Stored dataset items
>> Begin

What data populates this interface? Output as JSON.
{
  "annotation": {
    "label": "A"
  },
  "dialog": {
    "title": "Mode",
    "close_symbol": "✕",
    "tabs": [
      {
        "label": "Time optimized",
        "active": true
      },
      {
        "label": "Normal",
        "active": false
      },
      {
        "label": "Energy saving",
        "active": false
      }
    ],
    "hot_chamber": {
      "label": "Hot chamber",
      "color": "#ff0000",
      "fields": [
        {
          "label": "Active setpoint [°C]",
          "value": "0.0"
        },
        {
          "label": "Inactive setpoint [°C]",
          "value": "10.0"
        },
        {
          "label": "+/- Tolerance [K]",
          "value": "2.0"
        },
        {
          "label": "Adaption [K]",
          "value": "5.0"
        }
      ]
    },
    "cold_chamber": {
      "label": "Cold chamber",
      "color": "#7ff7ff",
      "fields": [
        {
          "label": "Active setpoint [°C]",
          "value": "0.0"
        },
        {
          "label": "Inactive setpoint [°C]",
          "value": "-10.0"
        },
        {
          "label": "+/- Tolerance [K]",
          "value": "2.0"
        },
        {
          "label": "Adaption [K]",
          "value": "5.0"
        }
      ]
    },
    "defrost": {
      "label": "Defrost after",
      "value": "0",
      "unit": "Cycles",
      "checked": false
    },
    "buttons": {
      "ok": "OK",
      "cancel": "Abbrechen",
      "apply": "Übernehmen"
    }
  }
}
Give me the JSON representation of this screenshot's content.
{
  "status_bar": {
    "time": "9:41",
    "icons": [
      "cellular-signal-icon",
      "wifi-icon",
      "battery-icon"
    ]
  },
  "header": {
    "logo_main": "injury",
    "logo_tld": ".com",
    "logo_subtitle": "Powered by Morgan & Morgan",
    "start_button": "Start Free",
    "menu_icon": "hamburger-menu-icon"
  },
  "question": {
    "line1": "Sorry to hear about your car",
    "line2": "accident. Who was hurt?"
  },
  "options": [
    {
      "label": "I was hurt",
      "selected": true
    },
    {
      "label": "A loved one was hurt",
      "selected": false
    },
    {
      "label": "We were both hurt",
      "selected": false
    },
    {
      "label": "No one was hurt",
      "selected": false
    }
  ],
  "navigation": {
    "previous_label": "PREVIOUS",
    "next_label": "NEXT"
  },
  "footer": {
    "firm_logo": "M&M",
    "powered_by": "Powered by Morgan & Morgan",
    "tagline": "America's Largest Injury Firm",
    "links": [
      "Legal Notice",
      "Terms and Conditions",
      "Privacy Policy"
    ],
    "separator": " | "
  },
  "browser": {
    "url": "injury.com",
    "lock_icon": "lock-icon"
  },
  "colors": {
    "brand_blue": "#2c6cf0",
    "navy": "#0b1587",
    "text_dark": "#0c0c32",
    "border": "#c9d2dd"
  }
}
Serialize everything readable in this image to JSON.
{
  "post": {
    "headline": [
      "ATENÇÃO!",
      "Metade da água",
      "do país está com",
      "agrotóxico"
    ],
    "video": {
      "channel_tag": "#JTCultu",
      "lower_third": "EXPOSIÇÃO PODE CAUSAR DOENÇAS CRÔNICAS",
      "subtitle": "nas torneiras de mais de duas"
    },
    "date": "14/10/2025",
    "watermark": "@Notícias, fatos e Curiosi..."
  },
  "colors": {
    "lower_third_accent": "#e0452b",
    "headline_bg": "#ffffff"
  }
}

>> End

**The exercise**
Would you reproduce the material above in full, exactly as given?

**Answer to this exercise**
What data populates this interface? Output as JSON.
{
  "annotation": {
    "label": "A"
  },
  "dialog": {
    "title": "Mode",
    "close_symbol": "✕",
    "tabs": [
      {
        "label": "Time optimized",
        "active": true
      },
      {
        "label": "Normal",
        "active": false
      },
      {
        "label": "Energy saving",
        "active": false
      }
    ],
    "hot_chamber": {
      "label": "Hot chamber",
      "color": "#ff0000",
      "fields": [
        {
          "label": "Active setpoint [°C]",
          "value": "0.0"
        },
        {
          "label": "Inactive setpoint [°C]",
          "value": "10.0"
        },
        {
          "label": "+/- Tolerance [K]",
          "value": "2.0"
        },
        {
          "label": "Adaption [K]",
          "value": "5.0"
        }
      ]
    },
    "cold_chamber": {
      "label": "Cold chamber",
      "color": "#7ff7ff",
      "fields": [
        {
          "label": "Active setpoint [°C]",
          "value": "0.0"
        },
        {
          "label": "Inactive setpoint [°C]",
          "value": "-10.0"
        },
        {
          "label": "+/- Tolerance [K]",
          "value": "2.0"
        },
        {
          "label": "Adaption [K]",
          "value": "5.0"
        }
      ]
    },
    "defrost": {
      "label": "Defrost after",
      "value": "0",
      "unit": "Cycles",
      "checked": false
    },
    "buttons": {
      "ok": "OK",
      "cancel": "Abbrechen",
      "apply": "Übernehmen"
    }
  }
}
Give me the JSON representation of this screenshot's content.
{
  "status_bar": {
    "time": "9:41",
    "icons": [
      "cellular-signal-icon",
      "wifi-icon",
      "battery-icon"
    ]
  },
  "header": {
    "logo_main": "injury",
    "logo_tld": ".com",
    "logo_subtitle": "Powered by Morgan & Morgan",
    "start_button": "Start Free",
    "menu_icon": "hamburger-menu-icon"
  },
  "question": {
    "line1": "Sorry to hear about your car",
    "line2": "accident. Who was hurt?"
  },
  "options": [
    {
      "label": "I was hurt",
      "selected": true
    },
    {
      "label": "A loved one was hurt",
      "selected": false
    },
    {
      "label": "We were both hurt",
      "selected": false
    },
    {
      "label": "No one was hurt",
      "selected": false
    }
  ],
  "navigation": {
    "previous_label": "PREVIOUS",
    "next_label": "NEXT"
  },
  "footer": {
    "firm_logo": "M&M",
    "powered_by": "Powered by Morgan & Morgan",
    "tagline": "America's Largest Injury Firm",
    "links": [
      "Legal Notice",
      "Terms and Conditions",
      "Privacy Policy"
    ],
    "separator": " | "
  },
  "browser": {
    "url": "injury.com",
    "lock_icon": "lock-icon"
  },
  "colors": {
    "brand_blue": "#2c6cf0",
    "navy": "#0b1587",
    "text_dark": "#0c0c32",
    "border": "#c9d2dd"
  }
}
Serialize everything readable in this image to JSON.
{
  "post": {
    "headline": [
      "ATENÇÃO!",
      "Metade da água",
      "do país está com",
      "agrotóxico"
    ],
    "video": {
      "channel_tag": "#JTCultu",
      "lower_third": "EXPOSIÇÃO PODE CAUSAR DOENÇAS CRÔNICAS",
      "subtitle": "nas torneiras de mais de duas"
    },
    "date": "14/10/2025",
    "watermark": "@Notícias, fatos e Curiosi..."
  },
  "colors": {
    "lower_third_accent": "#e0452b",
    "headline_bg": "#ffffff"
  }
}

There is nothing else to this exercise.